#### [Work required]
State how many lines contain "waist", and write nothing except that count.
--- START Records provided ---
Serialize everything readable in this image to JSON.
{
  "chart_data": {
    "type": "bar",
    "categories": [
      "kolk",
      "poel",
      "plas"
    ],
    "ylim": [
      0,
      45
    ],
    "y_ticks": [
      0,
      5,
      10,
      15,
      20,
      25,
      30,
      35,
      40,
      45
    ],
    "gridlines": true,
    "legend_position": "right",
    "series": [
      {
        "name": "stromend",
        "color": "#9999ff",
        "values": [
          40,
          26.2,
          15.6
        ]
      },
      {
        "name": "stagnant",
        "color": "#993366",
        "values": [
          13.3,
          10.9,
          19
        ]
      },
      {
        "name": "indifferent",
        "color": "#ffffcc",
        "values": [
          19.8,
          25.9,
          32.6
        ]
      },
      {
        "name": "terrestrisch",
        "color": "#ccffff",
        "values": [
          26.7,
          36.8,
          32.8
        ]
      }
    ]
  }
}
--- END Records provided ---
--- START Records provided ---
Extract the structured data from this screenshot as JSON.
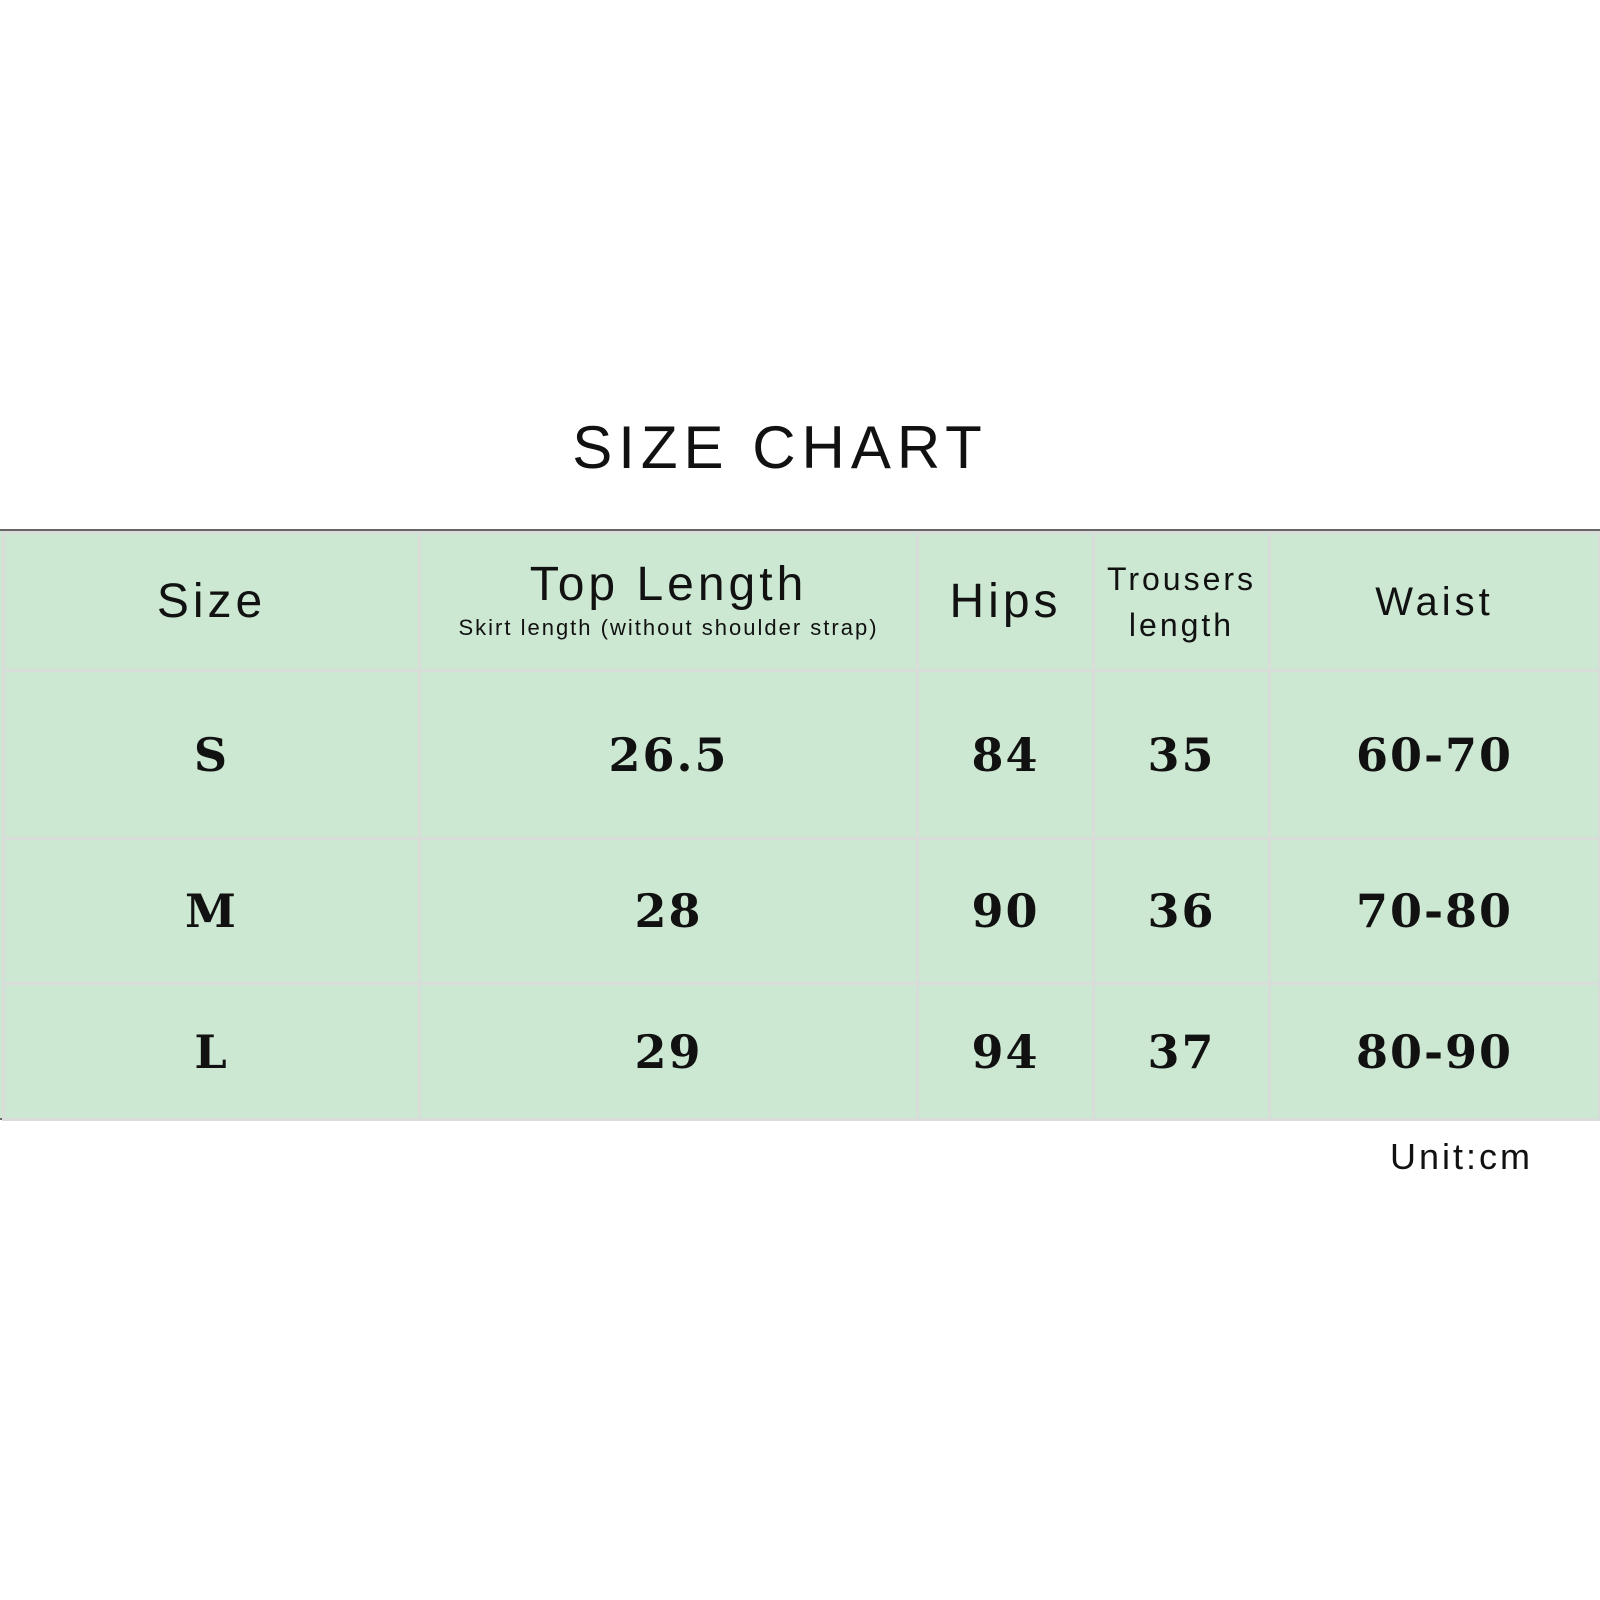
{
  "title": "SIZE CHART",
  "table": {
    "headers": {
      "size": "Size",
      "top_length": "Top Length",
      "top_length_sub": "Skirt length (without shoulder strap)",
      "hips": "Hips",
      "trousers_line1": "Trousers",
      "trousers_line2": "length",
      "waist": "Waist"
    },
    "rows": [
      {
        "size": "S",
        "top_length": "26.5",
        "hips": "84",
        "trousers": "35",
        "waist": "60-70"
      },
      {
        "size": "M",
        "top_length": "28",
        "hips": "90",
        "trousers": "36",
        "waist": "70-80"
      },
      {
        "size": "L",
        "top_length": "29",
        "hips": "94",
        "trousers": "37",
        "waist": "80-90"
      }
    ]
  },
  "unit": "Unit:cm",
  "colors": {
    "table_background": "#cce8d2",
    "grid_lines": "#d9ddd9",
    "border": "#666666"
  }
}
--- END Records provided ---
--- START Records provided ---
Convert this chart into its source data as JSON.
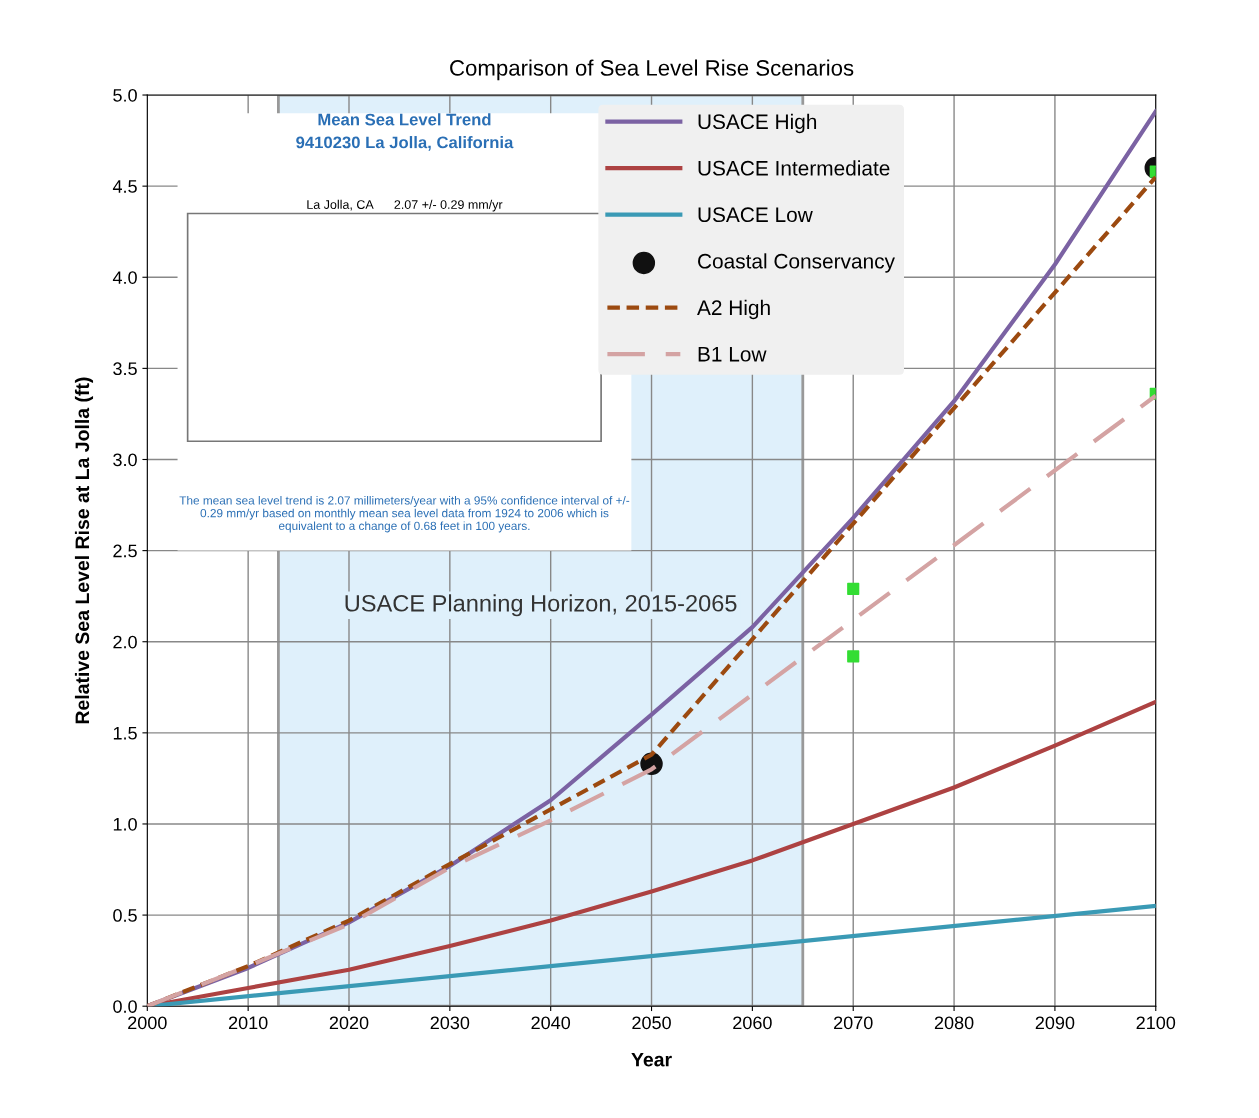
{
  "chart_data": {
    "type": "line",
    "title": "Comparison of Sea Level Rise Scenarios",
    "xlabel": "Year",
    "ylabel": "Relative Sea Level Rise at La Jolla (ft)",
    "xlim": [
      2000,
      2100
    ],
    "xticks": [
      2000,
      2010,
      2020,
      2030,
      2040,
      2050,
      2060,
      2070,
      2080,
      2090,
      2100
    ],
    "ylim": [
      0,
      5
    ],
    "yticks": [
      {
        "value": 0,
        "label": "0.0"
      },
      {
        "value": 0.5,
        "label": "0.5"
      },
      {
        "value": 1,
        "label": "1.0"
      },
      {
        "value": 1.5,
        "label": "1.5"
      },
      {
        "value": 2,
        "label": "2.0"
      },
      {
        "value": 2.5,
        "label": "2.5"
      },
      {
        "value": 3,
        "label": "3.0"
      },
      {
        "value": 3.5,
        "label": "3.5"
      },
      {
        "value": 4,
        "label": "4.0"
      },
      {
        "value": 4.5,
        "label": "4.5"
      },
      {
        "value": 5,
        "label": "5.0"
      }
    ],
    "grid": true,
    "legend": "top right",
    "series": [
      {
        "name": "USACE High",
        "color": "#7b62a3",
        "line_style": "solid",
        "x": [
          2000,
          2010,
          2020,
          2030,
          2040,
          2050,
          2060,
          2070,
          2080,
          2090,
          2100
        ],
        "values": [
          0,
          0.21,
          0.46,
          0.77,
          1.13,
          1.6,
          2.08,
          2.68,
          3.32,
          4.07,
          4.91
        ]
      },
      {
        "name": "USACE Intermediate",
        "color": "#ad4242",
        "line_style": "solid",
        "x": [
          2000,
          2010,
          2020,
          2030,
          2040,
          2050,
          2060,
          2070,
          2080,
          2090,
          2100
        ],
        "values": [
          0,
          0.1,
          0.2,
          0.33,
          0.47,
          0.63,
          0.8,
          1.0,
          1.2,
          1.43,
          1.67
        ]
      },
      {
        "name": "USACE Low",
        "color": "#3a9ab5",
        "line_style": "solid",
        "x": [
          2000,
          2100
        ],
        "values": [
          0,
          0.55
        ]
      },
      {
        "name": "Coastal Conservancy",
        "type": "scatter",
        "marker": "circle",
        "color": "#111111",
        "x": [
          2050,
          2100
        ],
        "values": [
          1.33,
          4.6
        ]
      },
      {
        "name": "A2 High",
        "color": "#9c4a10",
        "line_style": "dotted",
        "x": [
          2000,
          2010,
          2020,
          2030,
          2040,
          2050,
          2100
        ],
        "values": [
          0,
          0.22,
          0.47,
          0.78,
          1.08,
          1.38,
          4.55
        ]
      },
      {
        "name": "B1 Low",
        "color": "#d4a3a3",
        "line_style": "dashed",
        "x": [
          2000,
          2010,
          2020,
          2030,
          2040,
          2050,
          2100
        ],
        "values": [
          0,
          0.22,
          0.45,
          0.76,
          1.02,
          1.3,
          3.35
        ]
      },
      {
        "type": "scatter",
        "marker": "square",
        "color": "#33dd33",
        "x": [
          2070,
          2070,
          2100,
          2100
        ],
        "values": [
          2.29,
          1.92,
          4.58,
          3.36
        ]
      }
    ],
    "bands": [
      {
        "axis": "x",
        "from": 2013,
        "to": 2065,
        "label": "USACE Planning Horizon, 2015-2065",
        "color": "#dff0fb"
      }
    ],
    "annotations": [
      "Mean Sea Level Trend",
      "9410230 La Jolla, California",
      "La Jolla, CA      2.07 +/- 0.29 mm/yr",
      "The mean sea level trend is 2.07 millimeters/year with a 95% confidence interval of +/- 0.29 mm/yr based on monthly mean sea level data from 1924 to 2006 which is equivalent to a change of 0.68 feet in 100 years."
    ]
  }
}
--- END Records provided ---
#### [Worked solution]
4